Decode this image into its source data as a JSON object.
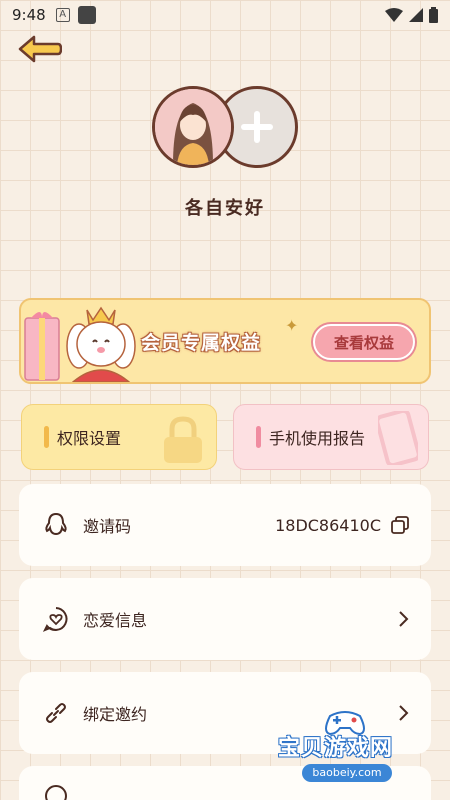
{
  "status_bar": {
    "time": "9:48",
    "a_icon": "A"
  },
  "profile": {
    "nickname": "各自安好"
  },
  "vip": {
    "title": "会员专属权益",
    "button": "查看权益"
  },
  "tiles": {
    "permissions": "权限设置",
    "usage_report": "手机使用报告"
  },
  "rows": [
    {
      "label": "邀请码",
      "value": "18DC86410C",
      "icon": "qq-icon"
    },
    {
      "label": "恋爱信息",
      "icon": "heart-bubble-icon"
    },
    {
      "label": "绑定邀约",
      "icon": "link-icon"
    }
  ],
  "watermark": {
    "text": "宝贝游戏网",
    "url": "baobeiy.com"
  },
  "colors": {
    "background": "#f8efe4",
    "accent": "#f2b94b",
    "pink": "#f6a6ae",
    "text": "#3d2520"
  }
}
════════════════
**The exercise**: Your task is to set down the records shown above exactly, minus any pictures.

**Exercise answer**:
Decode this image into its source data as a JSON object.
{
  "status_bar": {
    "time": "9:48",
    "a_icon": "A"
  },
  "profile": {
    "nickname": "各自安好"
  },
  "vip": {
    "title": "会员专属权益",
    "button": "查看权益"
  },
  "tiles": {
    "permissions": "权限设置",
    "usage_report": "手机使用报告"
  },
  "rows": [
    {
      "label": "邀请码",
      "value": "18DC86410C",
      "icon": "qq-icon"
    },
    {
      "label": "恋爱信息",
      "icon": "heart-bubble-icon"
    },
    {
      "label": "绑定邀约",
      "icon": "link-icon"
    }
  ],
  "watermark": {
    "text": "宝贝游戏网",
    "url": "baobeiy.com"
  },
  "colors": {
    "background": "#f8efe4",
    "accent": "#f2b94b",
    "pink": "#f6a6ae",
    "text": "#3d2520"
  }
}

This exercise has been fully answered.